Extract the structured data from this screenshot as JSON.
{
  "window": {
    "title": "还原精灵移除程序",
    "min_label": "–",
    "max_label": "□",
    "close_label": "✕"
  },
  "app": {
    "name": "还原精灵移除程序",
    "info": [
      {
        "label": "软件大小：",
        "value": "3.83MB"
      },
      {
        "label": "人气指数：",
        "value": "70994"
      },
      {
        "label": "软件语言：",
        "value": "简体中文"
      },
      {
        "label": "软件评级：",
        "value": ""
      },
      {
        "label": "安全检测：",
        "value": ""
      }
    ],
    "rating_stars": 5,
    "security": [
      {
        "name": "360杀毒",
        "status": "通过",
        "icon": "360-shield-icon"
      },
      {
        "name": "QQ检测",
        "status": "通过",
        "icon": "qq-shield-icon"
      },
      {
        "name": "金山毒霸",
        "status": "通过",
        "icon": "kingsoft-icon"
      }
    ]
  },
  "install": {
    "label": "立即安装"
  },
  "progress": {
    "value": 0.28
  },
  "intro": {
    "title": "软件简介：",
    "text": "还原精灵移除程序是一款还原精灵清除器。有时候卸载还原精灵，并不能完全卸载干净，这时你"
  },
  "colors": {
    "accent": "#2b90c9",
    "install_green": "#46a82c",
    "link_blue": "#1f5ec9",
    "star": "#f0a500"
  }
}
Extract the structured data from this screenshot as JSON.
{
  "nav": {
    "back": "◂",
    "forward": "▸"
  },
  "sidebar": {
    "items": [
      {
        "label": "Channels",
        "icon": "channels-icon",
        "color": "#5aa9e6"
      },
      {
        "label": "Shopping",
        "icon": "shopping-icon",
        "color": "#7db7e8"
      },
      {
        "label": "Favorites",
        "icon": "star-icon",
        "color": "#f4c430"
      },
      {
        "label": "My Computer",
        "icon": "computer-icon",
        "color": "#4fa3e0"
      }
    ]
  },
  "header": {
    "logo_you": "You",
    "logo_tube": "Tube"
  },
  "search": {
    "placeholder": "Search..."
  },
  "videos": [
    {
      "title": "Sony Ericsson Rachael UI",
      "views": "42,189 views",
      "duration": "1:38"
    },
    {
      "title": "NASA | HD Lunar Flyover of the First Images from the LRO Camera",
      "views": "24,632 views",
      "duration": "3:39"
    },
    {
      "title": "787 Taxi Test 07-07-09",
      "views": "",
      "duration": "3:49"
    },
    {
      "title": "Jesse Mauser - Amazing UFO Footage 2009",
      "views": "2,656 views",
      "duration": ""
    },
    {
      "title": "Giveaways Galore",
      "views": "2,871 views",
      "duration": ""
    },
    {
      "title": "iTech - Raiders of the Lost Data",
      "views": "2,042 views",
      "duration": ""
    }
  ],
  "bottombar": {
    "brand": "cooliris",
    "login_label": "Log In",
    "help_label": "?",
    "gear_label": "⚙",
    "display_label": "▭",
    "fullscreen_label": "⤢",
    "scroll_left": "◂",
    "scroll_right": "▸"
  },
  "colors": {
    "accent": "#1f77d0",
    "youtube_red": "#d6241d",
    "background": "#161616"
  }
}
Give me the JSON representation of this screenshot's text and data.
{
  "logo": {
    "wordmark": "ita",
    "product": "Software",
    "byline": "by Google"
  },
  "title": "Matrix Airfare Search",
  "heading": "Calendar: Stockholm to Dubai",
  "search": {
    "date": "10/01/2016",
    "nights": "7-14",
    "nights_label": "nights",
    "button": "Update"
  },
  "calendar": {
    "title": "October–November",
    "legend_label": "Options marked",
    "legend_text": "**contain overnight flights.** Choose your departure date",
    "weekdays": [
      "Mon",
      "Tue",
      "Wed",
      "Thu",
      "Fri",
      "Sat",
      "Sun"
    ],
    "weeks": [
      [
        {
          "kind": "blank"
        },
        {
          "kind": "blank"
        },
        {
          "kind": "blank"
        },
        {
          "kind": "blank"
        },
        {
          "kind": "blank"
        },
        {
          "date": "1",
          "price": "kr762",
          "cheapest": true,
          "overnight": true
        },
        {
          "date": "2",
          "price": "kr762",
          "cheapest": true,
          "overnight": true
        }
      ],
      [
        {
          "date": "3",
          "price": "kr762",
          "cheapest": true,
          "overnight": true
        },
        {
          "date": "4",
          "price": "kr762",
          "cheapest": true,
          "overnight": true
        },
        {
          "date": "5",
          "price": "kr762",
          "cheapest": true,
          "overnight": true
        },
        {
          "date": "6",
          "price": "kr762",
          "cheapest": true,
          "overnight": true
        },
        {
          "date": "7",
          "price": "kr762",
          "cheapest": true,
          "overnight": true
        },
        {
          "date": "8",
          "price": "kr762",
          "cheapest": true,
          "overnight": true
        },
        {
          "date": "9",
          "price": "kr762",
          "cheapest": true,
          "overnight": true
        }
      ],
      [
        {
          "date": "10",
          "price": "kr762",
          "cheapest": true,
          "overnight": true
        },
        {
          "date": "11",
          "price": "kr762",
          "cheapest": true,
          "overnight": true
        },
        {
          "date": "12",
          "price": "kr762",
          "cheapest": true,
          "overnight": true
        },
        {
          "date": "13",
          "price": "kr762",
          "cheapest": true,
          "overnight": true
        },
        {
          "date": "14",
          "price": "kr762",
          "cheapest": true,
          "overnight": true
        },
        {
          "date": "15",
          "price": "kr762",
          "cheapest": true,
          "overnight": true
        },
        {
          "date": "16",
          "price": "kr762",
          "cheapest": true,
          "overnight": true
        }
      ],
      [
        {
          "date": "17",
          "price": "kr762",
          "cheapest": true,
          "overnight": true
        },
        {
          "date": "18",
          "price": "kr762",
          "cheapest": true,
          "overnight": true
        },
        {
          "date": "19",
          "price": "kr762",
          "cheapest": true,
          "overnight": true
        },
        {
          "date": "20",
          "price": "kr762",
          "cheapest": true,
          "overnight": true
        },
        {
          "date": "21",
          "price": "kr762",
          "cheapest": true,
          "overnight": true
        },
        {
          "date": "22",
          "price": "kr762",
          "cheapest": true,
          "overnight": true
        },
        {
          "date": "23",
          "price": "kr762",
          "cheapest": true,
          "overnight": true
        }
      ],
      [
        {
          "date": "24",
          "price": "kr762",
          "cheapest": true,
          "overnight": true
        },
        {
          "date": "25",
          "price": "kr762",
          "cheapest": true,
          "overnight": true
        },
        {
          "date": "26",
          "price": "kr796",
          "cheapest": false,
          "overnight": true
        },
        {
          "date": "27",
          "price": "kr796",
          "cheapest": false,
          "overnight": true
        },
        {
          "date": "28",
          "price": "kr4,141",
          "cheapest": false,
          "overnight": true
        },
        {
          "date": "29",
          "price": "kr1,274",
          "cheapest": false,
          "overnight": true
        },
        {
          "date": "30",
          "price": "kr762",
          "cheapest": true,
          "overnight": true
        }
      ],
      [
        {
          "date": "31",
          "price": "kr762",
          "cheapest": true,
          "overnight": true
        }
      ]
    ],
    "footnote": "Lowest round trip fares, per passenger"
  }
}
_ _ _ _ _ _ _
◆ Written request
Return what is listed above, exactly and completely.

◆ Exercise answer
Extract the structured data from this screenshot as JSON.
{
  "window": {
    "title": "还原精灵移除程序",
    "min_label": "–",
    "max_label": "□",
    "close_label": "✕"
  },
  "app": {
    "name": "还原精灵移除程序",
    "info": [
      {
        "label": "软件大小：",
        "value": "3.83MB"
      },
      {
        "label": "人气指数：",
        "value": "70994"
      },
      {
        "label": "软件语言：",
        "value": "简体中文"
      },
      {
        "label": "软件评级：",
        "value": ""
      },
      {
        "label": "安全检测：",
        "value": ""
      }
    ],
    "rating_stars": 5,
    "security": [
      {
        "name": "360杀毒",
        "status": "通过",
        "icon": "360-shield-icon"
      },
      {
        "name": "QQ检测",
        "status": "通过",
        "icon": "qq-shield-icon"
      },
      {
        "name": "金山毒霸",
        "status": "通过",
        "icon": "kingsoft-icon"
      }
    ]
  },
  "install": {
    "label": "立即安装"
  },
  "progress": {
    "value": 0.28
  },
  "intro": {
    "title": "软件简介：",
    "text": "还原精灵移除程序是一款还原精灵清除器。有时候卸载还原精灵，并不能完全卸载干净，这时你"
  },
  "colors": {
    "accent": "#2b90c9",
    "install_green": "#46a82c",
    "link_blue": "#1f5ec9",
    "star": "#f0a500"
  }
}
Extract the structured data from this screenshot as JSON.
{
  "nav": {
    "back": "◂",
    "forward": "▸"
  },
  "sidebar": {
    "items": [
      {
        "label": "Channels",
        "icon": "channels-icon",
        "color": "#5aa9e6"
      },
      {
        "label": "Shopping",
        "icon": "shopping-icon",
        "color": "#7db7e8"
      },
      {
        "label": "Favorites",
        "icon": "star-icon",
        "color": "#f4c430"
      },
      {
        "label": "My Computer",
        "icon": "computer-icon",
        "color": "#4fa3e0"
      }
    ]
  },
  "header": {
    "logo_you": "You",
    "logo_tube": "Tube"
  },
  "search": {
    "placeholder": "Search..."
  },
  "videos": [
    {
      "title": "Sony Ericsson Rachael UI",
      "views": "42,189 views",
      "duration": "1:38"
    },
    {
      "title": "NASA | HD Lunar Flyover of the First Images from the LRO Camera",
      "views": "24,632 views",
      "duration": "3:39"
    },
    {
      "title": "787 Taxi Test 07-07-09",
      "views": "",
      "duration": "3:49"
    },
    {
      "title": "Jesse Mauser - Amazing UFO Footage 2009",
      "views": "2,656 views",
      "duration": ""
    },
    {
      "title": "Giveaways Galore",
      "views": "2,871 views",
      "duration": ""
    },
    {
      "title": "iTech - Raiders of the Lost Data",
      "views": "2,042 views",
      "duration": ""
    }
  ],
  "bottombar": {
    "brand": "cooliris",
    "login_label": "Log In",
    "help_label": "?",
    "gear_label": "⚙",
    "display_label": "▭",
    "fullscreen_label": "⤢",
    "scroll_left": "◂",
    "scroll_right": "▸"
  },
  "colors": {
    "accent": "#1f77d0",
    "youtube_red": "#d6241d",
    "background": "#161616"
  }
}
Give me the JSON representation of this screenshot's text and data.
{
  "logo": {
    "wordmark": "ita",
    "product": "Software",
    "byline": "by Google"
  },
  "title": "Matrix Airfare Search",
  "heading": "Calendar: Stockholm to Dubai",
  "search": {
    "date": "10/01/2016",
    "nights": "7-14",
    "nights_label": "nights",
    "button": "Update"
  },
  "calendar": {
    "title": "October–November",
    "legend_label": "Options marked",
    "legend_text": "**contain overnight flights.** Choose your departure date",
    "weekdays": [
      "Mon",
      "Tue",
      "Wed",
      "Thu",
      "Fri",
      "Sat",
      "Sun"
    ],
    "weeks": [
      [
        {
          "kind": "blank"
        },
        {
          "kind": "blank"
        },
        {
          "kind": "blank"
        },
        {
          "kind": "blank"
        },
        {
          "kind": "blank"
        },
        {
          "date": "1",
          "price": "kr762",
          "cheapest": true,
          "overnight": true
        },
        {
          "date": "2",
          "price": "kr762",
          "cheapest": true,
          "overnight": true
        }
      ],
      [
        {
          "date": "3",
          "price": "kr762",
          "cheapest": true,
          "overnight": true
        },
        {
          "date": "4",
          "price": "kr762",
          "cheapest": true,
          "overnight": true
        },
        {
          "date": "5",
          "price": "kr762",
          "cheapest": true,
          "overnight": true
        },
        {
          "date": "6",
          "price": "kr762",
          "cheapest": true,
          "overnight": true
        },
        {
          "date": "7",
          "price": "kr762",
          "cheapest": true,
          "overnight": true
        },
        {
          "date": "8",
          "price": "kr762",
          "cheapest": true,
          "overnight": true
        },
        {
          "date": "9",
          "price": "kr762",
          "cheapest": true,
          "overnight": true
        }
      ],
      [
        {
          "date": "10",
          "price": "kr762",
          "cheapest": true,
          "overnight": true
        },
        {
          "date": "11",
          "price": "kr762",
          "cheapest": true,
          "overnight": true
        },
        {
          "date": "12",
          "price": "kr762",
          "cheapest": true,
          "overnight": true
        },
        {
          "date": "13",
          "price": "kr762",
          "cheapest": true,
          "overnight": true
        },
        {
          "date": "14",
          "price": "kr762",
          "cheapest": true,
          "overnight": true
        },
        {
          "date": "15",
          "price": "kr762",
          "cheapest": true,
          "overnight": true
        },
        {
          "date": "16",
          "price": "kr762",
          "cheapest": true,
          "overnight": true
        }
      ],
      [
        {
          "date": "17",
          "price": "kr762",
          "cheapest": true,
          "overnight": true
        },
        {
          "date": "18",
          "price": "kr762",
          "cheapest": true,
          "overnight": true
        },
        {
          "date": "19",
          "price": "kr762",
          "cheapest": true,
          "overnight": true
        },
        {
          "date": "20",
          "price": "kr762",
          "cheapest": true,
          "overnight": true
        },
        {
          "date": "21",
          "price": "kr762",
          "cheapest": true,
          "overnight": true
        },
        {
          "date": "22",
          "price": "kr762",
          "cheapest": true,
          "overnight": true
        },
        {
          "date": "23",
          "price": "kr762",
          "cheapest": true,
          "overnight": true
        }
      ],
      [
        {
          "date": "24",
          "price": "kr762",
          "cheapest": true,
          "overnight": true
        },
        {
          "date": "25",
          "price": "kr762",
          "cheapest": true,
          "overnight": true
        },
        {
          "date": "26",
          "price": "kr796",
          "cheapest": false,
          "overnight": true
        },
        {
          "date": "27",
          "price": "kr796",
          "cheapest": false,
          "overnight": true
        },
        {
          "date": "28",
          "price": "kr4,141",
          "cheapest": false,
          "overnight": true
        },
        {
          "date": "29",
          "price": "kr1,274",
          "cheapest": false,
          "overnight": true
        },
        {
          "date": "30",
          "price": "kr762",
          "cheapest": true,
          "overnight": true
        }
      ],
      [
        {
          "date": "31",
          "price": "kr762",
          "cheapest": true,
          "overnight": true
        }
      ]
    ],
    "footnote": "Lowest round trip fares, per passenger"
  }
}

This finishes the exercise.